**Dataset records:**
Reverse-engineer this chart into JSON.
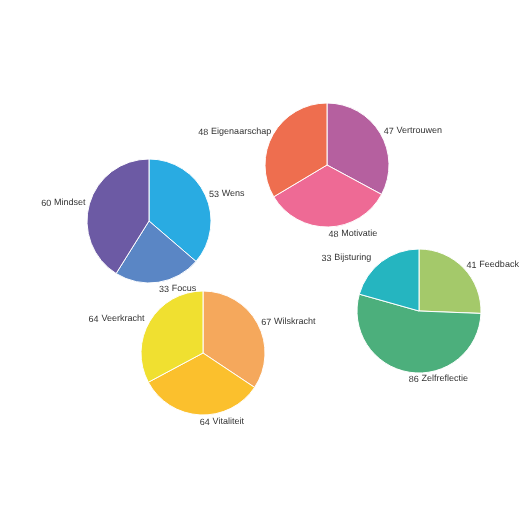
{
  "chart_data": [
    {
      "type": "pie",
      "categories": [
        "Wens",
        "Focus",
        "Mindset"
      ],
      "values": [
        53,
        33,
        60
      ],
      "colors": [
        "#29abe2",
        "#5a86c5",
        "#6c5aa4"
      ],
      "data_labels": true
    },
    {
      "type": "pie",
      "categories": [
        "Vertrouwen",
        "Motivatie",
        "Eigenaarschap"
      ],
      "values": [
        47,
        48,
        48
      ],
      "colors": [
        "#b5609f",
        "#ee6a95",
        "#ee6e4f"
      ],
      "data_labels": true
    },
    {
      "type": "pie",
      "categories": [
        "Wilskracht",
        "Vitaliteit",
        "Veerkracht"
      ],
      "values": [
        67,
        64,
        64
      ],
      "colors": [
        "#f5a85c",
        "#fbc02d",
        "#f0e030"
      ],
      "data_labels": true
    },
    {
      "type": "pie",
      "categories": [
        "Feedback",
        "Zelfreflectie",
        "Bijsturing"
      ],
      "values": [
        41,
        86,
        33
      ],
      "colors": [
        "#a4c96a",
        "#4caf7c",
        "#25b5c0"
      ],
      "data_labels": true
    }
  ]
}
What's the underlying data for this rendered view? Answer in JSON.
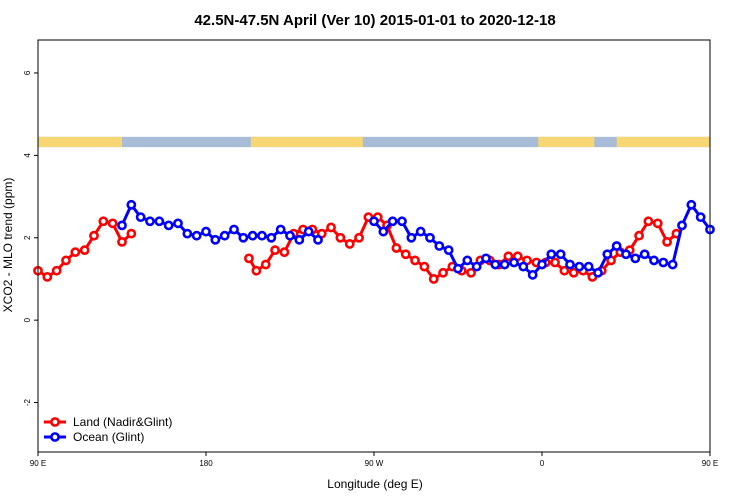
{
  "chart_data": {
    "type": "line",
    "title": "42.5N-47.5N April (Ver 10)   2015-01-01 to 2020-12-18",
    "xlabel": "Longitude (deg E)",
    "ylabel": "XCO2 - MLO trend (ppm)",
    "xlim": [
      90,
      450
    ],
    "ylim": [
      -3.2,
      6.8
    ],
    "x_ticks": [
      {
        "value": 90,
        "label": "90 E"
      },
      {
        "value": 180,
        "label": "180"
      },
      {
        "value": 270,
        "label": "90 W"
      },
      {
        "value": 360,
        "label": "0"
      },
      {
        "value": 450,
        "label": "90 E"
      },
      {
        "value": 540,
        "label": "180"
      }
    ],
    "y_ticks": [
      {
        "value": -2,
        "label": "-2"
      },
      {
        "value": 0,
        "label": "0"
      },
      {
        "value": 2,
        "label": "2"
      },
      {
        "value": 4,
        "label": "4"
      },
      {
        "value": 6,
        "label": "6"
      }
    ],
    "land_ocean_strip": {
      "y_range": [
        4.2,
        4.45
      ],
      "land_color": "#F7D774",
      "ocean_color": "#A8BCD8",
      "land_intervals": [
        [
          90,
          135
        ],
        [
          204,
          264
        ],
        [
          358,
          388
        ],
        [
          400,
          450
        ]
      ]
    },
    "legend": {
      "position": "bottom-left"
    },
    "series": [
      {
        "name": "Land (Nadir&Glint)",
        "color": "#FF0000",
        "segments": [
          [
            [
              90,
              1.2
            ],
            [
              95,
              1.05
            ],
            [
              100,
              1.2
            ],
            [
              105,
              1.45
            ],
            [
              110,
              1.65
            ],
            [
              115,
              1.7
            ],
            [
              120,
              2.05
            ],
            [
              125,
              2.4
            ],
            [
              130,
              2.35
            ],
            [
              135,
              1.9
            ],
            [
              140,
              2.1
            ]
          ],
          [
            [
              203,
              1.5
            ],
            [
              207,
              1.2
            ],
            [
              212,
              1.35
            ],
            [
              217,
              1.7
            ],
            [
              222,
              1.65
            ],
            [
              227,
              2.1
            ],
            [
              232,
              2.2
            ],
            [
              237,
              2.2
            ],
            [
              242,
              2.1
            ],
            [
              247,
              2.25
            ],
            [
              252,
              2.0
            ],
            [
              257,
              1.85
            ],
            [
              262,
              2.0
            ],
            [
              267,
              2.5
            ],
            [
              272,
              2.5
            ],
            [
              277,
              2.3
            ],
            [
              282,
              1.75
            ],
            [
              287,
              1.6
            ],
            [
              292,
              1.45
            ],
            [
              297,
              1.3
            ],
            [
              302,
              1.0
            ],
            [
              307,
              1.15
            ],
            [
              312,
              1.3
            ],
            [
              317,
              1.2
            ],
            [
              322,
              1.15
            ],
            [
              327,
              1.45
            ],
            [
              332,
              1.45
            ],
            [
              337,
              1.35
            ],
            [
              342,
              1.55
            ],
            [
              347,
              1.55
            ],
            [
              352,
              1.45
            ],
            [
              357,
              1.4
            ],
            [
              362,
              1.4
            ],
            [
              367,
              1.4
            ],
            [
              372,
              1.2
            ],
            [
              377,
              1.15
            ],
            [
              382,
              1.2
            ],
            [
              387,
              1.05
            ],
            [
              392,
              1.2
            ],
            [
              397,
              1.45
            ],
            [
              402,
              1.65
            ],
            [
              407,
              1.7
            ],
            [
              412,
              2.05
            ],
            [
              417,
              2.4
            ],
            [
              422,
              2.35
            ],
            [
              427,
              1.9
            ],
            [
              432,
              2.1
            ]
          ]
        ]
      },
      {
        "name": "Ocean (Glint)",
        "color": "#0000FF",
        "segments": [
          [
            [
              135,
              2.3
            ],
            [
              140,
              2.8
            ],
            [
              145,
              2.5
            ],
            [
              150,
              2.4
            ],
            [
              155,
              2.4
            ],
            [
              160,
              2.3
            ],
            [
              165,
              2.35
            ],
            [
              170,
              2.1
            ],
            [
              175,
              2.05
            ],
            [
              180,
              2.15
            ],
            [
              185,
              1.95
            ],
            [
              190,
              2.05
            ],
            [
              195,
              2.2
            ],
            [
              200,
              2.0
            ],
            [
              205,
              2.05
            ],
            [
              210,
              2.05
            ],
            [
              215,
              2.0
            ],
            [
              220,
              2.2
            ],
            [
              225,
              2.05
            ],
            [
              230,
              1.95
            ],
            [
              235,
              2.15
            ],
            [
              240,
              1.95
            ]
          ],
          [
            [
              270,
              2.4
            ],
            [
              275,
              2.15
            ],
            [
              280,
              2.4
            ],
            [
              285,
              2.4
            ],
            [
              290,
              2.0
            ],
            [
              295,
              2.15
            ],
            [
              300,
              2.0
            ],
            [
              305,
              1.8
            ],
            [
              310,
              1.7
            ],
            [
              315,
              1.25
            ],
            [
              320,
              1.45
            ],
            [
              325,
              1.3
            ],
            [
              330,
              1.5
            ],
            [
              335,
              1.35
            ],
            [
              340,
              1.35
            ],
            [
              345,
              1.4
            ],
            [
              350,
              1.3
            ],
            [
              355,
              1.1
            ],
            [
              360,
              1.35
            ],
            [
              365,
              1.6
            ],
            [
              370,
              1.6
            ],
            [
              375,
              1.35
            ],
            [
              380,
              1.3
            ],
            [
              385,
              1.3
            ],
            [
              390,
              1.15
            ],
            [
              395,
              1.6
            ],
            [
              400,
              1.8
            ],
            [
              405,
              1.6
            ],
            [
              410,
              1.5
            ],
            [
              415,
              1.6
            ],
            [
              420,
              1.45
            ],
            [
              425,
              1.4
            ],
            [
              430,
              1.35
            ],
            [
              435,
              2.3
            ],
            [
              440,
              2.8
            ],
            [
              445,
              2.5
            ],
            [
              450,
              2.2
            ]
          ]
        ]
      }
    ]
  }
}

**Given instruction:** Repeat each line of the records above exactly, but do not copy the pictures.

**Solution for this exercise:**
Reverse-engineer this chart into JSON.
{
  "chart_data": [
    {
      "type": "pie",
      "categories": [
        "Wens",
        "Focus",
        "Mindset"
      ],
      "values": [
        53,
        33,
        60
      ],
      "colors": [
        "#29abe2",
        "#5a86c5",
        "#6c5aa4"
      ],
      "data_labels": true
    },
    {
      "type": "pie",
      "categories": [
        "Vertrouwen",
        "Motivatie",
        "Eigenaarschap"
      ],
      "values": [
        47,
        48,
        48
      ],
      "colors": [
        "#b5609f",
        "#ee6a95",
        "#ee6e4f"
      ],
      "data_labels": true
    },
    {
      "type": "pie",
      "categories": [
        "Wilskracht",
        "Vitaliteit",
        "Veerkracht"
      ],
      "values": [
        67,
        64,
        64
      ],
      "colors": [
        "#f5a85c",
        "#fbc02d",
        "#f0e030"
      ],
      "data_labels": true
    },
    {
      "type": "pie",
      "categories": [
        "Feedback",
        "Zelfreflectie",
        "Bijsturing"
      ],
      "values": [
        41,
        86,
        33
      ],
      "colors": [
        "#a4c96a",
        "#4caf7c",
        "#25b5c0"
      ],
      "data_labels": true
    }
  ]
}
What's the underlying data for this rendered view? Answer in JSON.
{
  "chart_data": {
    "type": "line",
    "title": "42.5N-47.5N April (Ver 10)   2015-01-01 to 2020-12-18",
    "xlabel": "Longitude (deg E)",
    "ylabel": "XCO2 - MLO trend (ppm)",
    "xlim": [
      90,
      450
    ],
    "ylim": [
      -3.2,
      6.8
    ],
    "x_ticks": [
      {
        "value": 90,
        "label": "90 E"
      },
      {
        "value": 180,
        "label": "180"
      },
      {
        "value": 270,
        "label": "90 W"
      },
      {
        "value": 360,
        "label": "0"
      },
      {
        "value": 450,
        "label": "90 E"
      },
      {
        "value": 540,
        "label": "180"
      }
    ],
    "y_ticks": [
      {
        "value": -2,
        "label": "-2"
      },
      {
        "value": 0,
        "label": "0"
      },
      {
        "value": 2,
        "label": "2"
      },
      {
        "value": 4,
        "label": "4"
      },
      {
        "value": 6,
        "label": "6"
      }
    ],
    "land_ocean_strip": {
      "y_range": [
        4.2,
        4.45
      ],
      "land_color": "#F7D774",
      "ocean_color": "#A8BCD8",
      "land_intervals": [
        [
          90,
          135
        ],
        [
          204,
          264
        ],
        [
          358,
          388
        ],
        [
          400,
          450
        ]
      ]
    },
    "legend": {
      "position": "bottom-left"
    },
    "series": [
      {
        "name": "Land (Nadir&Glint)",
        "color": "#FF0000",
        "segments": [
          [
            [
              90,
              1.2
            ],
            [
              95,
              1.05
            ],
            [
              100,
              1.2
            ],
            [
              105,
              1.45
            ],
            [
              110,
              1.65
            ],
            [
              115,
              1.7
            ],
            [
              120,
              2.05
            ],
            [
              125,
              2.4
            ],
            [
              130,
              2.35
            ],
            [
              135,
              1.9
            ],
            [
              140,
              2.1
            ]
          ],
          [
            [
              203,
              1.5
            ],
            [
              207,
              1.2
            ],
            [
              212,
              1.35
            ],
            [
              217,
              1.7
            ],
            [
              222,
              1.65
            ],
            [
              227,
              2.1
            ],
            [
              232,
              2.2
            ],
            [
              237,
              2.2
            ],
            [
              242,
              2.1
            ],
            [
              247,
              2.25
            ],
            [
              252,
              2.0
            ],
            [
              257,
              1.85
            ],
            [
              262,
              2.0
            ],
            [
              267,
              2.5
            ],
            [
              272,
              2.5
            ],
            [
              277,
              2.3
            ],
            [
              282,
              1.75
            ],
            [
              287,
              1.6
            ],
            [
              292,
              1.45
            ],
            [
              297,
              1.3
            ],
            [
              302,
              1.0
            ],
            [
              307,
              1.15
            ],
            [
              312,
              1.3
            ],
            [
              317,
              1.2
            ],
            [
              322,
              1.15
            ],
            [
              327,
              1.45
            ],
            [
              332,
              1.45
            ],
            [
              337,
              1.35
            ],
            [
              342,
              1.55
            ],
            [
              347,
              1.55
            ],
            [
              352,
              1.45
            ],
            [
              357,
              1.4
            ],
            [
              362,
              1.4
            ],
            [
              367,
              1.4
            ],
            [
              372,
              1.2
            ],
            [
              377,
              1.15
            ],
            [
              382,
              1.2
            ],
            [
              387,
              1.05
            ],
            [
              392,
              1.2
            ],
            [
              397,
              1.45
            ],
            [
              402,
              1.65
            ],
            [
              407,
              1.7
            ],
            [
              412,
              2.05
            ],
            [
              417,
              2.4
            ],
            [
              422,
              2.35
            ],
            [
              427,
              1.9
            ],
            [
              432,
              2.1
            ]
          ]
        ]
      },
      {
        "name": "Ocean (Glint)",
        "color": "#0000FF",
        "segments": [
          [
            [
              135,
              2.3
            ],
            [
              140,
              2.8
            ],
            [
              145,
              2.5
            ],
            [
              150,
              2.4
            ],
            [
              155,
              2.4
            ],
            [
              160,
              2.3
            ],
            [
              165,
              2.35
            ],
            [
              170,
              2.1
            ],
            [
              175,
              2.05
            ],
            [
              180,
              2.15
            ],
            [
              185,
              1.95
            ],
            [
              190,
              2.05
            ],
            [
              195,
              2.2
            ],
            [
              200,
              2.0
            ],
            [
              205,
              2.05
            ],
            [
              210,
              2.05
            ],
            [
              215,
              2.0
            ],
            [
              220,
              2.2
            ],
            [
              225,
              2.05
            ],
            [
              230,
              1.95
            ],
            [
              235,
              2.15
            ],
            [
              240,
              1.95
            ]
          ],
          [
            [
              270,
              2.4
            ],
            [
              275,
              2.15
            ],
            [
              280,
              2.4
            ],
            [
              285,
              2.4
            ],
            [
              290,
              2.0
            ],
            [
              295,
              2.15
            ],
            [
              300,
              2.0
            ],
            [
              305,
              1.8
            ],
            [
              310,
              1.7
            ],
            [
              315,
              1.25
            ],
            [
              320,
              1.45
            ],
            [
              325,
              1.3
            ],
            [
              330,
              1.5
            ],
            [
              335,
              1.35
            ],
            [
              340,
              1.35
            ],
            [
              345,
              1.4
            ],
            [
              350,
              1.3
            ],
            [
              355,
              1.1
            ],
            [
              360,
              1.35
            ],
            [
              365,
              1.6
            ],
            [
              370,
              1.6
            ],
            [
              375,
              1.35
            ],
            [
              380,
              1.3
            ],
            [
              385,
              1.3
            ],
            [
              390,
              1.15
            ],
            [
              395,
              1.6
            ],
            [
              400,
              1.8
            ],
            [
              405,
              1.6
            ],
            [
              410,
              1.5
            ],
            [
              415,
              1.6
            ],
            [
              420,
              1.45
            ],
            [
              425,
              1.4
            ],
            [
              430,
              1.35
            ],
            [
              435,
              2.3
            ],
            [
              440,
              2.8
            ],
            [
              445,
              2.5
            ],
            [
              450,
              2.2
            ]
          ]
        ]
      }
    ]
  }
}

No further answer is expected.